*Assignment*
Go through the entries below and count the lines where the word "matrix" appears; give only the count.

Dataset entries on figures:

#####

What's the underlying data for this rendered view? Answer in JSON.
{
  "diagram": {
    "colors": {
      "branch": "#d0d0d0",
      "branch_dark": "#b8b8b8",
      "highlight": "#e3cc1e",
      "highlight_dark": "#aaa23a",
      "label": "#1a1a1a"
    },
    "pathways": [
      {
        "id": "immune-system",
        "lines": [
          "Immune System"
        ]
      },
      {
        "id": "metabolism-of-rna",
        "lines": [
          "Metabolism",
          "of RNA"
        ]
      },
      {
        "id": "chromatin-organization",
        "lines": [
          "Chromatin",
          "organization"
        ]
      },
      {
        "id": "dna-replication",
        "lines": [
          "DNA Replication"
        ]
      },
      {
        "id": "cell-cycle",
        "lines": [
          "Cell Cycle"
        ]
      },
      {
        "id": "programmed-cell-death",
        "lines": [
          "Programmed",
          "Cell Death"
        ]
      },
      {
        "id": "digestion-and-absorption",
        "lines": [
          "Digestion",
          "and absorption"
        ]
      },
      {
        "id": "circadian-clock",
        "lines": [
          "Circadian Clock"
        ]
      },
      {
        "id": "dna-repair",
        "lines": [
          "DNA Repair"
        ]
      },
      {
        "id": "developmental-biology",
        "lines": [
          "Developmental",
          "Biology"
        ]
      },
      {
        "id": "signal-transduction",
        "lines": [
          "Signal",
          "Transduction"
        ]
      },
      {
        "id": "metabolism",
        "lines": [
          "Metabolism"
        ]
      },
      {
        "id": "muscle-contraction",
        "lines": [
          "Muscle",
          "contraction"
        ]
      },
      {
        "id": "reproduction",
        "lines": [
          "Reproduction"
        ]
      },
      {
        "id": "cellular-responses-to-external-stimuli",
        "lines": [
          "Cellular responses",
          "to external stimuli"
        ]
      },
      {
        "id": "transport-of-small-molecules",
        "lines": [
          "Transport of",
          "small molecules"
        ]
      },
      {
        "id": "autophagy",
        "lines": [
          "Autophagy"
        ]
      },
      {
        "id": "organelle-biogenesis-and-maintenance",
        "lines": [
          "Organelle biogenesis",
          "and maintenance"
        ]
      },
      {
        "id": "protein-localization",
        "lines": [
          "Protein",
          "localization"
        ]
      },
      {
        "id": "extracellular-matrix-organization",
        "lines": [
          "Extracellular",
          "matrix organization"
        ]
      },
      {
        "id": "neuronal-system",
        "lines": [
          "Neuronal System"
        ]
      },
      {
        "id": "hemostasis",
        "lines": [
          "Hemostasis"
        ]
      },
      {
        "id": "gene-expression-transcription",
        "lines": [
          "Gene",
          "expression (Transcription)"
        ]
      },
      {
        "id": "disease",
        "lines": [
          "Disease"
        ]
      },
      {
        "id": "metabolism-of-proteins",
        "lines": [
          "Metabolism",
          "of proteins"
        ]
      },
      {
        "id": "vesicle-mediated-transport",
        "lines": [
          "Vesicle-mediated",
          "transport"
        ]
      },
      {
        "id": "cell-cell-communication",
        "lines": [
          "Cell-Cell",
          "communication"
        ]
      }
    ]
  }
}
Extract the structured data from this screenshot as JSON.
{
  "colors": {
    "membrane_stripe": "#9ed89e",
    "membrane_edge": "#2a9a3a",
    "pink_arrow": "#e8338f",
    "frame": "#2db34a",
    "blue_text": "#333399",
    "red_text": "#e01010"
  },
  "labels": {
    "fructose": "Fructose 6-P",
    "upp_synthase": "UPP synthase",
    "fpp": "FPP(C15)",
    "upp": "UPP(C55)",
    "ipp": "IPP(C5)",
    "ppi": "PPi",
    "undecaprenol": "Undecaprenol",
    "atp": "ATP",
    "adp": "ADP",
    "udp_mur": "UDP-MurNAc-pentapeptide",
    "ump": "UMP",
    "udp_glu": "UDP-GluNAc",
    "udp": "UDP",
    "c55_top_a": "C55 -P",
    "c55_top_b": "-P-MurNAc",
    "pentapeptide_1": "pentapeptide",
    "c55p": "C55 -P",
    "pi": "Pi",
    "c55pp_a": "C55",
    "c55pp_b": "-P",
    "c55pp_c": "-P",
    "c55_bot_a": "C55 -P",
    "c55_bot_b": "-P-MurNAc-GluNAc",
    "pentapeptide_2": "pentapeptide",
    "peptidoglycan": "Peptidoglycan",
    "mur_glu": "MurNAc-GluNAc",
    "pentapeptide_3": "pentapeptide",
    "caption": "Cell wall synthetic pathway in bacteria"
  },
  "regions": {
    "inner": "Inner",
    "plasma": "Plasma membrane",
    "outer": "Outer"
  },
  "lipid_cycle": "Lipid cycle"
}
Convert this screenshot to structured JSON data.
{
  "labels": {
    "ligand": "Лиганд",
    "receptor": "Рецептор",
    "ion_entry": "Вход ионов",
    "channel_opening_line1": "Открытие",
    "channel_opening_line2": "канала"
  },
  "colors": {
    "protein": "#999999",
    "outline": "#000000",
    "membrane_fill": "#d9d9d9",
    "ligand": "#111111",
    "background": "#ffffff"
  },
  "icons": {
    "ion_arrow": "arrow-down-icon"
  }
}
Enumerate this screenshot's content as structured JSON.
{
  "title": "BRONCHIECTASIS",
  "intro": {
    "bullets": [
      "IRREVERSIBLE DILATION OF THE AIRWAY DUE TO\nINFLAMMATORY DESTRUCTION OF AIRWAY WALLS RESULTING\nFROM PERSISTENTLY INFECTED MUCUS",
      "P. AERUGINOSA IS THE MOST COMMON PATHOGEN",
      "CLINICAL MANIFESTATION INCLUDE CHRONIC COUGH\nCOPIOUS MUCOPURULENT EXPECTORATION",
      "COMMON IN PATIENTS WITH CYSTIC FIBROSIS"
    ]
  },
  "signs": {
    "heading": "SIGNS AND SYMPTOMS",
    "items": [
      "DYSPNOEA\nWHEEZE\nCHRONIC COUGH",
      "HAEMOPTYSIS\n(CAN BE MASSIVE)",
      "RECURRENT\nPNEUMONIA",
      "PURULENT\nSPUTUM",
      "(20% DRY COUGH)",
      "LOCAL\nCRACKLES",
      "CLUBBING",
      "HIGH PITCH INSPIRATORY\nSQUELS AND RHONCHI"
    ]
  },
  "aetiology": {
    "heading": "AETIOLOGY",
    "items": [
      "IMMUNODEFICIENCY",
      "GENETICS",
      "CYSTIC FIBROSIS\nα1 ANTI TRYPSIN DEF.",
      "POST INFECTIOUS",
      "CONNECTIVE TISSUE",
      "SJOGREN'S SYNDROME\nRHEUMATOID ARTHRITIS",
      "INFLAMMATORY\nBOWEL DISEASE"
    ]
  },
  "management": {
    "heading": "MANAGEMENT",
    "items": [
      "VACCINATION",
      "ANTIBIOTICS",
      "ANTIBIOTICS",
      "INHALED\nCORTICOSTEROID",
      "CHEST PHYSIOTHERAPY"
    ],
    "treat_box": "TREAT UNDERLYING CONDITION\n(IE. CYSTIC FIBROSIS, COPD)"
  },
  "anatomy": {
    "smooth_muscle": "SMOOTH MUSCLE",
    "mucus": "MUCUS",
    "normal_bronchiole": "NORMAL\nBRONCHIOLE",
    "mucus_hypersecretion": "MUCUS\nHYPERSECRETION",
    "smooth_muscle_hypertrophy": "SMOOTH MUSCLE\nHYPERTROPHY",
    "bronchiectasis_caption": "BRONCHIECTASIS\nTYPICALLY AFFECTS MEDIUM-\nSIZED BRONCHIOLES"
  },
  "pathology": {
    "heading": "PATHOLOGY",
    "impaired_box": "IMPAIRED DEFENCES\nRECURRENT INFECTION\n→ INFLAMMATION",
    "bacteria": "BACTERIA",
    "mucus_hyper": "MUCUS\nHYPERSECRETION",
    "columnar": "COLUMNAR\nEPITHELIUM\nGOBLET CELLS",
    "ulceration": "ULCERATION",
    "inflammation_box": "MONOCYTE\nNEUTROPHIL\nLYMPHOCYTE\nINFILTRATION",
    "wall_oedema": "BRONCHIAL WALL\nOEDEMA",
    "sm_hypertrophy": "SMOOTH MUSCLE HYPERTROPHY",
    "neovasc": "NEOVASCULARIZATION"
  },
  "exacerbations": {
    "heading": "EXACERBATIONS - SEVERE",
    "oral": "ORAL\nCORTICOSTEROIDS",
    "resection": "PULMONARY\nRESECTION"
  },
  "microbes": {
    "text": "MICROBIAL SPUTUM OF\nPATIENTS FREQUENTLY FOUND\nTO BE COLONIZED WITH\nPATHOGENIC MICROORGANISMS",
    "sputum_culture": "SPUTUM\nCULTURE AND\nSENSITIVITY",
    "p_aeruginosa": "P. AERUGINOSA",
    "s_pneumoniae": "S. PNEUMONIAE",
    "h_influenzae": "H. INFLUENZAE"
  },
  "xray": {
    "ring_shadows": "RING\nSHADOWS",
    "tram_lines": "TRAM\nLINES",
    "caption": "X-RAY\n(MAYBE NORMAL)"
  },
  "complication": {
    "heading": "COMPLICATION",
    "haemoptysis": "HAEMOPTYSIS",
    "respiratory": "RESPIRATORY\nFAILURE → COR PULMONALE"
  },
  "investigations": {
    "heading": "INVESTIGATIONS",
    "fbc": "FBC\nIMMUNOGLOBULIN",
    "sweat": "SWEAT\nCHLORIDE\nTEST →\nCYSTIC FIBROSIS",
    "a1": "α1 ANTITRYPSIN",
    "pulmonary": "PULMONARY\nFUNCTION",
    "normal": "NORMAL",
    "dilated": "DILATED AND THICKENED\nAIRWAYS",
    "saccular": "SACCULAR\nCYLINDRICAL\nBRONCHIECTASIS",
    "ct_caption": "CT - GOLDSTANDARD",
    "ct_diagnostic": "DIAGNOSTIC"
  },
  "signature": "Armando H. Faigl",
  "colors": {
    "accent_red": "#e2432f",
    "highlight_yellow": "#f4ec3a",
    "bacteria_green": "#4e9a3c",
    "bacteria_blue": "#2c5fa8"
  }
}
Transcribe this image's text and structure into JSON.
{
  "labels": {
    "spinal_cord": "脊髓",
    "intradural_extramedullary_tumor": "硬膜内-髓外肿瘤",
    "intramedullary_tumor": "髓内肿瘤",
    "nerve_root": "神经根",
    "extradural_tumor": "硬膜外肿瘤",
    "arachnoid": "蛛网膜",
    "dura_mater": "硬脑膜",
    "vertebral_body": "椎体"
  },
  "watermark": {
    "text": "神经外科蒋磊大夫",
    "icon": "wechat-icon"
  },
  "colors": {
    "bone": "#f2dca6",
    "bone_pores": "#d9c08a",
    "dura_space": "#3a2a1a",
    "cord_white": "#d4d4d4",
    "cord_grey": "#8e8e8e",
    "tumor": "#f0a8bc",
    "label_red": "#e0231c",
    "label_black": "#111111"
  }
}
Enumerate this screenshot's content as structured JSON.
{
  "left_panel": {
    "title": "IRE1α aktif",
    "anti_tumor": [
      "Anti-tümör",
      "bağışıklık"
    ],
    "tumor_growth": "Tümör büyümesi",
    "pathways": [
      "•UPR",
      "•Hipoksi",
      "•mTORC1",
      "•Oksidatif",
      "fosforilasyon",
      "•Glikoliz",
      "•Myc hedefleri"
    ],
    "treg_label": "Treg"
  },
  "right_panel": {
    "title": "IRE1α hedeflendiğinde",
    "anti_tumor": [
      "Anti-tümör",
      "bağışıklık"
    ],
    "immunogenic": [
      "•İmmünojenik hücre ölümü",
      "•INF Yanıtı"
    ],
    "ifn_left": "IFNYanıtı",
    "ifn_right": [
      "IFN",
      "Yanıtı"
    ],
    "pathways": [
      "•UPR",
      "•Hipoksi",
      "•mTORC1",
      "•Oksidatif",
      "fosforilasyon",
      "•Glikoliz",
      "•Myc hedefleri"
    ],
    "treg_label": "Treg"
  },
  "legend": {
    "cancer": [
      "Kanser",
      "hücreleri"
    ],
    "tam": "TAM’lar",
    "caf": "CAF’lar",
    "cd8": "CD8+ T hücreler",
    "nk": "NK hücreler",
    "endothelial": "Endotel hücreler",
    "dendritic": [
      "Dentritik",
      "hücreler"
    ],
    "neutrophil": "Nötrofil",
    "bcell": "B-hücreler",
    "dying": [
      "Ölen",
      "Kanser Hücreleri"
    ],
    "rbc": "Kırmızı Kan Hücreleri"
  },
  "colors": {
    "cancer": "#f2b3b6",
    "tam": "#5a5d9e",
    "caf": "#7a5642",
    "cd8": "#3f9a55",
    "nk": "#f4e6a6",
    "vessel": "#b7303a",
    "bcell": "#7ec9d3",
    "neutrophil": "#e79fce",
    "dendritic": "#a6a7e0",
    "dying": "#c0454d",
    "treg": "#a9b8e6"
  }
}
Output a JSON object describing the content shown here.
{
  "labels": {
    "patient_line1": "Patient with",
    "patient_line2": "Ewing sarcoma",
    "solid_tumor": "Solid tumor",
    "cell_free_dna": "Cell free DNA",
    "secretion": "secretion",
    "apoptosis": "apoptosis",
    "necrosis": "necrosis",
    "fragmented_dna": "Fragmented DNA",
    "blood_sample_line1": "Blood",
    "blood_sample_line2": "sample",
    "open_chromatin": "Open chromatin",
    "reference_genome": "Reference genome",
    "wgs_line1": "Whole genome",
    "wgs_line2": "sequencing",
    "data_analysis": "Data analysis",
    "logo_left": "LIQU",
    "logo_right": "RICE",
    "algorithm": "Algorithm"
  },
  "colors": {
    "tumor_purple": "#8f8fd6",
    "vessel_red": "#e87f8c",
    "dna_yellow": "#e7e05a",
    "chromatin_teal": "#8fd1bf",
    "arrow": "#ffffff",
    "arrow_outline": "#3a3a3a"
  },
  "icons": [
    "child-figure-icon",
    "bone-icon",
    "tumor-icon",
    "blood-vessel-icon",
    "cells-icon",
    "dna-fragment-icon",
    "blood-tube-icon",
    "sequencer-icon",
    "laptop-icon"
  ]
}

#####

*Exercise answer*
2